Aim of the exercise —
Repeat, exactly and completely, the material that follows. Omit the pictures.

Records that describe figures —
────────────────────────────────────────

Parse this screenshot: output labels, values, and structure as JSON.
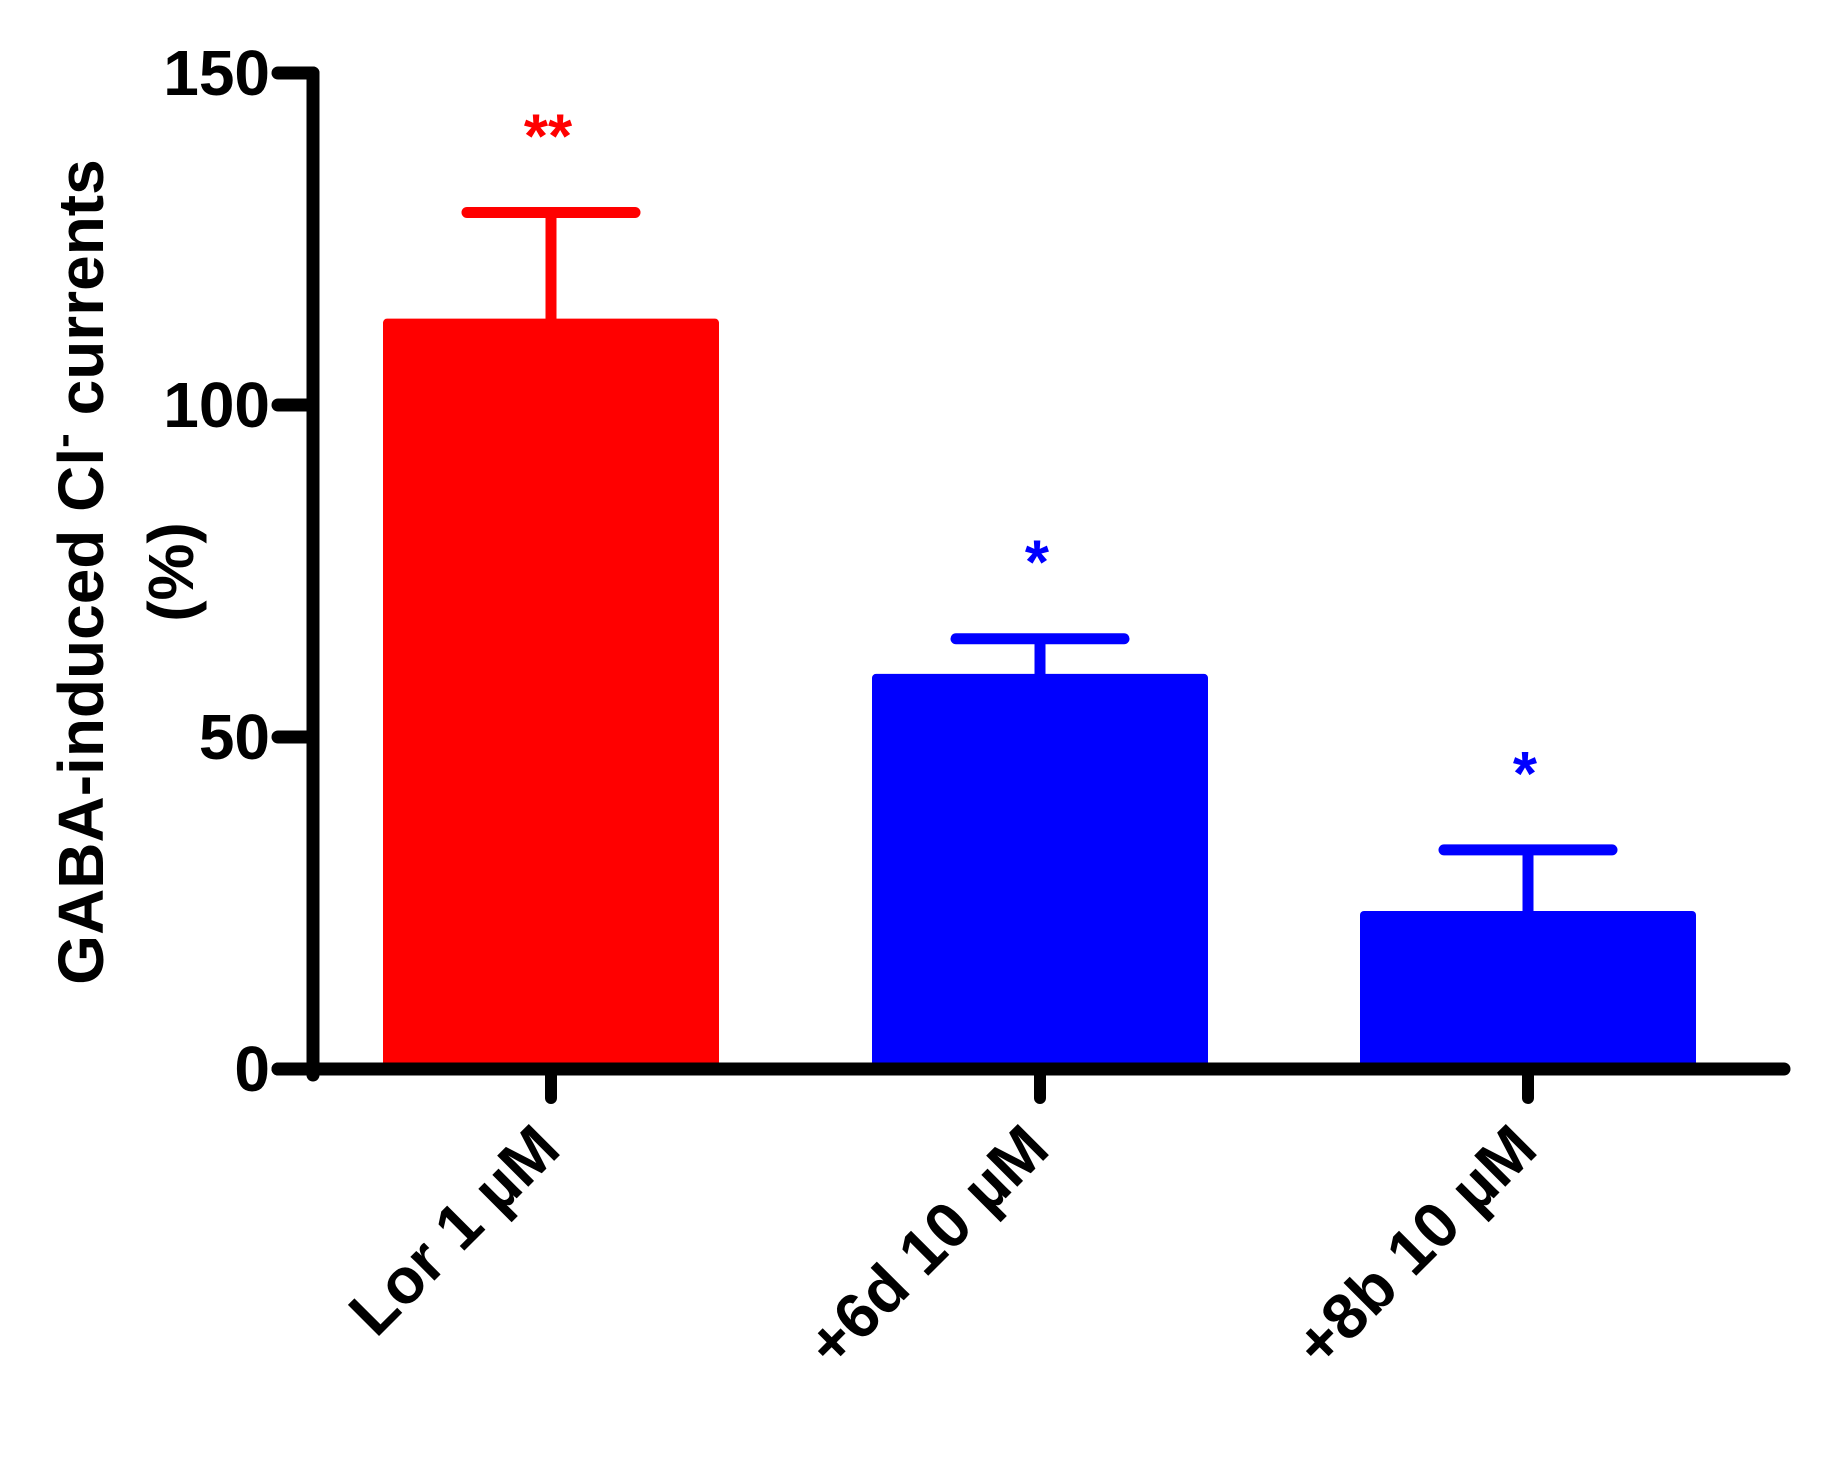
{
  "chart_data": {
    "type": "bar",
    "categories": [
      "Lor 1  µM",
      "+6d  10 µM",
      "+8b  10 µM"
    ],
    "values": [
      113,
      59.5,
      23.8
    ],
    "error_upper": [
      129,
      64.8,
      33
    ],
    "significance": [
      "**",
      "*",
      "*"
    ],
    "bar_colors": [
      "#ff0000",
      "#0000ff",
      "#0000ff"
    ],
    "ylabel_line1": "GABA-induced Cl",
    "ylabel_superscript": "-",
    "ylabel_line1_suffix": " currents",
    "ylabel_line2": "(%)",
    "xlabel": "",
    "title": "",
    "ylim": [
      0,
      150
    ],
    "yticks": [
      "0",
      "50",
      "100",
      "150"
    ],
    "ytick_values": [
      0,
      50,
      100,
      150
    ],
    "grid": false,
    "legend": "none"
  }
}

────────────────────────────────────────

Worked solution —
Parse this screenshot: output labels, values, and structure as JSON.
{
  "chart_data": {
    "type": "bar",
    "categories": [
      "Lor 1  µM",
      "+6d  10 µM",
      "+8b  10 µM"
    ],
    "values": [
      113,
      59.5,
      23.8
    ],
    "error_upper": [
      129,
      64.8,
      33
    ],
    "significance": [
      "**",
      "*",
      "*"
    ],
    "bar_colors": [
      "#ff0000",
      "#0000ff",
      "#0000ff"
    ],
    "ylabel_line1": "GABA-induced Cl",
    "ylabel_superscript": "-",
    "ylabel_line1_suffix": " currents",
    "ylabel_line2": "(%)",
    "xlabel": "",
    "title": "",
    "ylim": [
      0,
      150
    ],
    "yticks": [
      "0",
      "50",
      "100",
      "150"
    ],
    "ytick_values": [
      0,
      50,
      100,
      150
    ],
    "grid": false,
    "legend": "none"
  }
}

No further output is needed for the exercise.